▶ [Problem details] Go through the data below and copy it exactly, skipping every picture.

◆ ◆ ◆

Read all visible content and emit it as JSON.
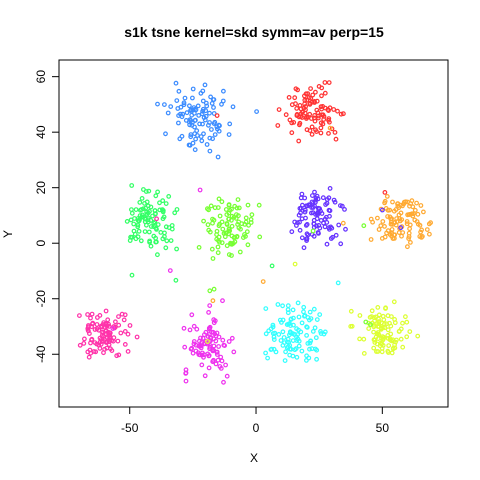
{
  "chart_data": {
    "type": "scatter",
    "title": "s1k tsne kernel=skd symm=av perp=15",
    "xlabel": "X",
    "ylabel": "Y",
    "xlim": [
      -78,
      76
    ],
    "ylim": [
      -59,
      66
    ],
    "xticks": [
      -50,
      0,
      50
    ],
    "yticks": [
      -40,
      -20,
      0,
      20,
      40,
      60
    ],
    "xtick_labels": [
      "-50",
      "0",
      "50"
    ],
    "ytick_labels": [
      "-40",
      "-20",
      "0",
      "20",
      "40",
      "60"
    ],
    "grid": false,
    "legend": "none",
    "marker": "open circle",
    "series": [
      {
        "color": "#3c8cff",
        "center": [
          -23,
          45
        ],
        "spread": [
          11,
          10
        ],
        "count": 100
      },
      {
        "color": "#ff3333",
        "center": [
          23,
          47
        ],
        "spread": [
          10,
          8
        ],
        "count": 95
      },
      {
        "color": "#33ff66",
        "center": [
          -42,
          8
        ],
        "spread": [
          9,
          9
        ],
        "count": 100
      },
      {
        "color": "#77ff33",
        "center": [
          -11,
          5
        ],
        "spread": [
          9,
          10
        ],
        "count": 95
      },
      {
        "color": "#6633ff",
        "center": [
          24,
          10
        ],
        "spread": [
          9,
          9
        ],
        "count": 95
      },
      {
        "color": "#ffaa33",
        "center": [
          58,
          8
        ],
        "spread": [
          9,
          9
        ],
        "count": 100
      },
      {
        "color": "#ff33aa",
        "center": [
          -60,
          -33
        ],
        "spread": [
          9,
          8
        ],
        "count": 100
      },
      {
        "color": "#ee33ee",
        "center": [
          -19,
          -37
        ],
        "spread": [
          9,
          9
        ],
        "count": 100
      },
      {
        "color": "#33ffff",
        "center": [
          16,
          -32
        ],
        "spread": [
          10,
          9
        ],
        "count": 105
      },
      {
        "color": "#ddff33",
        "center": [
          50,
          -32
        ],
        "spread": [
          9,
          8
        ],
        "count": 100
      }
    ]
  }
}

◆ ◆ ◆

▶ [Result below]
Read all visible content and emit it as JSON.
{
  "chart_data": {
    "type": "scatter",
    "title": "s1k tsne kernel=skd symm=av perp=15",
    "xlabel": "X",
    "ylabel": "Y",
    "xlim": [
      -78,
      76
    ],
    "ylim": [
      -59,
      66
    ],
    "xticks": [
      -50,
      0,
      50
    ],
    "yticks": [
      -40,
      -20,
      0,
      20,
      40,
      60
    ],
    "xtick_labels": [
      "-50",
      "0",
      "50"
    ],
    "ytick_labels": [
      "-40",
      "-20",
      "0",
      "20",
      "40",
      "60"
    ],
    "grid": false,
    "legend": "none",
    "marker": "open circle",
    "series": [
      {
        "color": "#3c8cff",
        "center": [
          -23,
          45
        ],
        "spread": [
          11,
          10
        ],
        "count": 100
      },
      {
        "color": "#ff3333",
        "center": [
          23,
          47
        ],
        "spread": [
          10,
          8
        ],
        "count": 95
      },
      {
        "color": "#33ff66",
        "center": [
          -42,
          8
        ],
        "spread": [
          9,
          9
        ],
        "count": 100
      },
      {
        "color": "#77ff33",
        "center": [
          -11,
          5
        ],
        "spread": [
          9,
          10
        ],
        "count": 95
      },
      {
        "color": "#6633ff",
        "center": [
          24,
          10
        ],
        "spread": [
          9,
          9
        ],
        "count": 95
      },
      {
        "color": "#ffaa33",
        "center": [
          58,
          8
        ],
        "spread": [
          9,
          9
        ],
        "count": 100
      },
      {
        "color": "#ff33aa",
        "center": [
          -60,
          -33
        ],
        "spread": [
          9,
          8
        ],
        "count": 100
      },
      {
        "color": "#ee33ee",
        "center": [
          -19,
          -37
        ],
        "spread": [
          9,
          9
        ],
        "count": 100
      },
      {
        "color": "#33ffff",
        "center": [
          16,
          -32
        ],
        "spread": [
          10,
          9
        ],
        "count": 105
      },
      {
        "color": "#ddff33",
        "center": [
          50,
          -32
        ],
        "spread": [
          9,
          8
        ],
        "count": 100
      }
    ]
  }
}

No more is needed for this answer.